[Start Material for this exercise]

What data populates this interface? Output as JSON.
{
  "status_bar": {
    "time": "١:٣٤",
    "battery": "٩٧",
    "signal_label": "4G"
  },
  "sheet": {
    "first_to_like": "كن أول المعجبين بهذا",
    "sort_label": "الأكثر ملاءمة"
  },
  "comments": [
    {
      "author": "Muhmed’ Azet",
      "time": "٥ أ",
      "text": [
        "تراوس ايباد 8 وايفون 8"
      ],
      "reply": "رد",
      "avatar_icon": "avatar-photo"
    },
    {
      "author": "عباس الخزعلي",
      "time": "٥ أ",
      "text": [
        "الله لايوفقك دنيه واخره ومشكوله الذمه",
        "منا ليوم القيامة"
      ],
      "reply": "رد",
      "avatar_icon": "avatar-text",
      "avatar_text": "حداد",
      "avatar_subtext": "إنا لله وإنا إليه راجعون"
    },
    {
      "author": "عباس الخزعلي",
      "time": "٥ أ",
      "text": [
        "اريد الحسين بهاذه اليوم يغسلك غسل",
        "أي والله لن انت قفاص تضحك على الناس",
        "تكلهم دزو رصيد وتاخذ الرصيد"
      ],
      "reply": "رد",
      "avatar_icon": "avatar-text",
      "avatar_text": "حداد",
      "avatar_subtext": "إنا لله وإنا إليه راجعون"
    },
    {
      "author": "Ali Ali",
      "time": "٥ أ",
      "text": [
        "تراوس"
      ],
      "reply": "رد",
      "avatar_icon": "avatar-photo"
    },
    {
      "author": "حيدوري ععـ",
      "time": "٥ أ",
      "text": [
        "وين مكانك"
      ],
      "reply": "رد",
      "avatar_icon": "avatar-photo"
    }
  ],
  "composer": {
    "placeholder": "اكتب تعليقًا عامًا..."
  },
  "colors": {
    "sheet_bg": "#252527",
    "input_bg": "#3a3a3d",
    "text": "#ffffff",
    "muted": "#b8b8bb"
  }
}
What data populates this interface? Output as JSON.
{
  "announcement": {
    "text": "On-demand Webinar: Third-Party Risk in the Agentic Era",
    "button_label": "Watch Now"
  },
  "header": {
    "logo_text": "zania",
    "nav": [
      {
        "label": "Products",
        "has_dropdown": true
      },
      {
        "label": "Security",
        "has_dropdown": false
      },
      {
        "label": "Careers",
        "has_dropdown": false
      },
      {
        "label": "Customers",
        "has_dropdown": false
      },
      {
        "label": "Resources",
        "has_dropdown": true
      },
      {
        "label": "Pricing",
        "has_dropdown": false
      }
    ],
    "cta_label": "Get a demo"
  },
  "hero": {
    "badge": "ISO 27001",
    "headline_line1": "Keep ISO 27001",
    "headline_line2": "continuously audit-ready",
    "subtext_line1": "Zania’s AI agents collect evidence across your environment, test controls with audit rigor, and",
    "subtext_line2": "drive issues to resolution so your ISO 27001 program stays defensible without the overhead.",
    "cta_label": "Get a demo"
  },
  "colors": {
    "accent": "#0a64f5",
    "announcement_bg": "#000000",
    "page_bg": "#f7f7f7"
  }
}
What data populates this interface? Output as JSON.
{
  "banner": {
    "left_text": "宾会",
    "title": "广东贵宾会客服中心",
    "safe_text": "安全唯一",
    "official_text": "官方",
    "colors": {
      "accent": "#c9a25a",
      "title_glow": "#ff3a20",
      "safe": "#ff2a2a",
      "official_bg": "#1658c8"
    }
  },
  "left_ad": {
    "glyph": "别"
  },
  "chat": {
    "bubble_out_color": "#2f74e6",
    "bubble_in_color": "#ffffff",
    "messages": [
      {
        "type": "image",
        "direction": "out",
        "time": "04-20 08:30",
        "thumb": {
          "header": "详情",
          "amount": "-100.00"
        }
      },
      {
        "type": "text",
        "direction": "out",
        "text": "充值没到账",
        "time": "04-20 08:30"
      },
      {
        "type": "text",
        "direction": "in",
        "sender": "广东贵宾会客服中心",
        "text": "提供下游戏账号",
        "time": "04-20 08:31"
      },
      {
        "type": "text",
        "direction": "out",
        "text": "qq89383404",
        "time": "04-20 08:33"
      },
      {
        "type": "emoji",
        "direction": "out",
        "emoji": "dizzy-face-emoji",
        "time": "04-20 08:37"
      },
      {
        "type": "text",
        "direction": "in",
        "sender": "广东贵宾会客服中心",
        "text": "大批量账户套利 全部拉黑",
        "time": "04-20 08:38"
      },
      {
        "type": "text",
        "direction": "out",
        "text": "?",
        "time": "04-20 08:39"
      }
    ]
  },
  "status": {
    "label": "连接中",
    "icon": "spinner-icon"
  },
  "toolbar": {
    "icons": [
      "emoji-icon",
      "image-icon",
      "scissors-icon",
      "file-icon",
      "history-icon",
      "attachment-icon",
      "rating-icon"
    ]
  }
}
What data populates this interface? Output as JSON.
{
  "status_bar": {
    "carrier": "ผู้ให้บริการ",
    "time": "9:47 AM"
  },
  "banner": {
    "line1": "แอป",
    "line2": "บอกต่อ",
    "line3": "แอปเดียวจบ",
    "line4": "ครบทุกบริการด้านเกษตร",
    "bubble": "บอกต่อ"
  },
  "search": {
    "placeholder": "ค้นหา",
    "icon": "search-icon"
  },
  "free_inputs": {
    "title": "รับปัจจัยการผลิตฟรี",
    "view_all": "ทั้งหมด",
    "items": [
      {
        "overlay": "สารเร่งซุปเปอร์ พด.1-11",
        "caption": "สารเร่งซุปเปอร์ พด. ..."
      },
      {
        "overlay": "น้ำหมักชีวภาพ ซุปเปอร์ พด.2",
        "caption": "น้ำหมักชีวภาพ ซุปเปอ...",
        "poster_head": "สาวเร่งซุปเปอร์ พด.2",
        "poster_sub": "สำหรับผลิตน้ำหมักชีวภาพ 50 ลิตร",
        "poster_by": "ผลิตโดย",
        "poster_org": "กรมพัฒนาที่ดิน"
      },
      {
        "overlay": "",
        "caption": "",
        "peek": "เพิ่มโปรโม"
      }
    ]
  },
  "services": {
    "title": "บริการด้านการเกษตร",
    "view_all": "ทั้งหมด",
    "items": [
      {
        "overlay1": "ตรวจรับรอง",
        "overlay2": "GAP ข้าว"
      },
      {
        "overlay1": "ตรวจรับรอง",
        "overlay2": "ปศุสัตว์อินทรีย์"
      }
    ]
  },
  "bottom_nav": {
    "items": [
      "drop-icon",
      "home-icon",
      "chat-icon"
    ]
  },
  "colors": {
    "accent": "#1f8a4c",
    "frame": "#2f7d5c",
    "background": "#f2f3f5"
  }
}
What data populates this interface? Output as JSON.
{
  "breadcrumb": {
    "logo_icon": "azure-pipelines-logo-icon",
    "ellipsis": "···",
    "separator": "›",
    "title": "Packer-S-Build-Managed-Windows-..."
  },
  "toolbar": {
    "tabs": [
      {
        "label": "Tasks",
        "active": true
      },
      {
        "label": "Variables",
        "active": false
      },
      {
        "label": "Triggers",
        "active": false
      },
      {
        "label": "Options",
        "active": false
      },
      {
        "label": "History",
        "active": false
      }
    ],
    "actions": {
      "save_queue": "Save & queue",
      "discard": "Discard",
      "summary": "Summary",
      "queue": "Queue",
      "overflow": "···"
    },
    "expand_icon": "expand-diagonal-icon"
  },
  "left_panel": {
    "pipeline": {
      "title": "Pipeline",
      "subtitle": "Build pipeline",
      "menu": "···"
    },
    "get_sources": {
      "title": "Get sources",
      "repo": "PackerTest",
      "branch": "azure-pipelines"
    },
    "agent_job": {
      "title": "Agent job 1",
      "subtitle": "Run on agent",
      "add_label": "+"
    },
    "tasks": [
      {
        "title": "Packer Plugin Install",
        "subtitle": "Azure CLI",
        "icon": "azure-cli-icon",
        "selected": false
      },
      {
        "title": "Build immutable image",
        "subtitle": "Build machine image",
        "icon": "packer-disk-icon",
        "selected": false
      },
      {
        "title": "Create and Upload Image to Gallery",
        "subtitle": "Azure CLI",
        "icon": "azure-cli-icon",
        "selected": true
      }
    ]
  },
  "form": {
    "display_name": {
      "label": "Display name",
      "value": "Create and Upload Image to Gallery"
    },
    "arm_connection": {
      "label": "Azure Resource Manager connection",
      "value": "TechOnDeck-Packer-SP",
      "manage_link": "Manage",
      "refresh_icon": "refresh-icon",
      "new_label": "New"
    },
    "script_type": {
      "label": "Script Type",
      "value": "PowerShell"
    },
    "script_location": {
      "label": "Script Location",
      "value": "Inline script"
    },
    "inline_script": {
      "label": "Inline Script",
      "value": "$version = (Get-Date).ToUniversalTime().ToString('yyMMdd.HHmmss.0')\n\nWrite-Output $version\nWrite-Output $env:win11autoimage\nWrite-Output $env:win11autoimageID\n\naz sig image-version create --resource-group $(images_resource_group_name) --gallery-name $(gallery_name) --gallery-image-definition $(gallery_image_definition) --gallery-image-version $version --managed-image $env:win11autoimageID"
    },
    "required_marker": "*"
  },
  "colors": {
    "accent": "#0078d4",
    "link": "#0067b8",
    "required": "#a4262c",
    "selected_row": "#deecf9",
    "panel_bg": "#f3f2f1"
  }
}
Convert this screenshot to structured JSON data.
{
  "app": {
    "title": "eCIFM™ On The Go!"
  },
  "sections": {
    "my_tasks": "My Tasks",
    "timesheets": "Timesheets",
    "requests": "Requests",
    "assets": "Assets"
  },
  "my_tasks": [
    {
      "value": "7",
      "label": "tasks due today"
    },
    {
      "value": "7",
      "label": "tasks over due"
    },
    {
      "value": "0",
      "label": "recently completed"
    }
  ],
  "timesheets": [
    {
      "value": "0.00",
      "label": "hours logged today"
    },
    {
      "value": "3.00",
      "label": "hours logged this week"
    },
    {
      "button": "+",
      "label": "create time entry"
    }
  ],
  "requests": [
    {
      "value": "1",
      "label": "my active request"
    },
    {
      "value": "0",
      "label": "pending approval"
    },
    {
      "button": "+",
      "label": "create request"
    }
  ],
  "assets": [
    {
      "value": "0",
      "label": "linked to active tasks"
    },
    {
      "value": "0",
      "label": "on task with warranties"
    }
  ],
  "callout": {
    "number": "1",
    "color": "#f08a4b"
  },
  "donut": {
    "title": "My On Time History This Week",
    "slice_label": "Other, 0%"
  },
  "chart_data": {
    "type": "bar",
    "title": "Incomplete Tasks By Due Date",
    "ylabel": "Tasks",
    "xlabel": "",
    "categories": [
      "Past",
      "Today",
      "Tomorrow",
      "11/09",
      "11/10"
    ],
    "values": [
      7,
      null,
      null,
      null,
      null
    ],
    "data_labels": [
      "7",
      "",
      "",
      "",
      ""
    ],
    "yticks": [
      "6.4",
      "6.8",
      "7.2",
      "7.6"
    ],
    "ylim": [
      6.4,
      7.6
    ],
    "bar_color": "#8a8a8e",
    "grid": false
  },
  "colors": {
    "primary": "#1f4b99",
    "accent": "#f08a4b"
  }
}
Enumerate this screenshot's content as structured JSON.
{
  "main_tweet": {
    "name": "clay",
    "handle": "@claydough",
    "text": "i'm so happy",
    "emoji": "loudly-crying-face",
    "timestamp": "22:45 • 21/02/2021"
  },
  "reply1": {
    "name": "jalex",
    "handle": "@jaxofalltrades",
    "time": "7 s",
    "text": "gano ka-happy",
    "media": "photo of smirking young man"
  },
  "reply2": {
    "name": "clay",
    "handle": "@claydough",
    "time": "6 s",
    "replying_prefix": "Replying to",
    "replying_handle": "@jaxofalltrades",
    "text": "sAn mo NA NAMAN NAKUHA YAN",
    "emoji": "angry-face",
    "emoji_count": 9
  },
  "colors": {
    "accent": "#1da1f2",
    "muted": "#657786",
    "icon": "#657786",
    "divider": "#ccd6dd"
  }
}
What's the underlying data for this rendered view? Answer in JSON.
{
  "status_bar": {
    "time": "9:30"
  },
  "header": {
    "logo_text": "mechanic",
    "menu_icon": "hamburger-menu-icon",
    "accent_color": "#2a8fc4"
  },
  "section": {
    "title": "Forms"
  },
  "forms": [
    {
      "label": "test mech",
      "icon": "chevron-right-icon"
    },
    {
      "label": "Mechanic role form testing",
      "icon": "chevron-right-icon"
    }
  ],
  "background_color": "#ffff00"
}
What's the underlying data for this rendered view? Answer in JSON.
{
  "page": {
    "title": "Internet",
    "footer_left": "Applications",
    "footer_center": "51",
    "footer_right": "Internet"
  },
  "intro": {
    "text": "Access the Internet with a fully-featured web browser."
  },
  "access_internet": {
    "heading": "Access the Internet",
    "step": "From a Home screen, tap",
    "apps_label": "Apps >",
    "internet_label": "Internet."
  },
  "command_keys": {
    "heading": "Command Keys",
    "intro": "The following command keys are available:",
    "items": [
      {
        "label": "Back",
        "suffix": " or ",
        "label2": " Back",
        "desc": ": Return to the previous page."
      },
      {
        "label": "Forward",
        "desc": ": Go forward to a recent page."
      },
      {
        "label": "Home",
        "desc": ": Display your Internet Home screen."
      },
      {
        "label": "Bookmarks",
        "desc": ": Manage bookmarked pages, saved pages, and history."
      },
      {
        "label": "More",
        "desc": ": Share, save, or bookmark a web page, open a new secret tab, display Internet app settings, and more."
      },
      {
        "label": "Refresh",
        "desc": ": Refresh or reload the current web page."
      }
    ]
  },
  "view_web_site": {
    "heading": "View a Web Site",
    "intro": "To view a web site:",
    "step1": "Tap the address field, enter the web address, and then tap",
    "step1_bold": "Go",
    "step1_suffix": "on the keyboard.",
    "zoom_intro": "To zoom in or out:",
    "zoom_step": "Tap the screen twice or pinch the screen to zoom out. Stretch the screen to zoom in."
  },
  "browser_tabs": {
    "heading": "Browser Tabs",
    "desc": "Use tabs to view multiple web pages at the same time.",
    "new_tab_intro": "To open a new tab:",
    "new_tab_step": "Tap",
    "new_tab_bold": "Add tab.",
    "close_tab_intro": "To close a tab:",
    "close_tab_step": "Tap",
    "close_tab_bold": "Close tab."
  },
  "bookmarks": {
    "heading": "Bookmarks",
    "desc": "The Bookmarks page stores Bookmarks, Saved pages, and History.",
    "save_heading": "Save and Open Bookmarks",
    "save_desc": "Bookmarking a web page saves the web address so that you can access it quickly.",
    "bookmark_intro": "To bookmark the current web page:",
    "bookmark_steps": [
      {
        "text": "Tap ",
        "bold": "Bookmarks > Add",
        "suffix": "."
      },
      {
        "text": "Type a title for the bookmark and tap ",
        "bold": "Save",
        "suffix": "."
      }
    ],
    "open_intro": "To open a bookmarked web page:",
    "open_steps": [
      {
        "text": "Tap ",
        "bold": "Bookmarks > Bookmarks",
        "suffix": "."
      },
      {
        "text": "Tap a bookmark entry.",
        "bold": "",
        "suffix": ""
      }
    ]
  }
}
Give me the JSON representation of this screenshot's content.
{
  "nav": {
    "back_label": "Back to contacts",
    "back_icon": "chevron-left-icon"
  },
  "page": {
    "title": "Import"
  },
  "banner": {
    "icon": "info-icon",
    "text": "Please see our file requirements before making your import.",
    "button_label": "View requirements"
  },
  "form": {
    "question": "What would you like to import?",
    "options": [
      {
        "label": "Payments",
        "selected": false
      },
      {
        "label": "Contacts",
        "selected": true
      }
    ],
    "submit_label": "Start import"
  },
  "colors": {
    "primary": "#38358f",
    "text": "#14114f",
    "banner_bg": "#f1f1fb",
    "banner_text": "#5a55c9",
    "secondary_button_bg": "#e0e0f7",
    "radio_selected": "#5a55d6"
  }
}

[End Material for this exercise]

Figure out how many lines above include the string "current", then report that number and nothing else.

2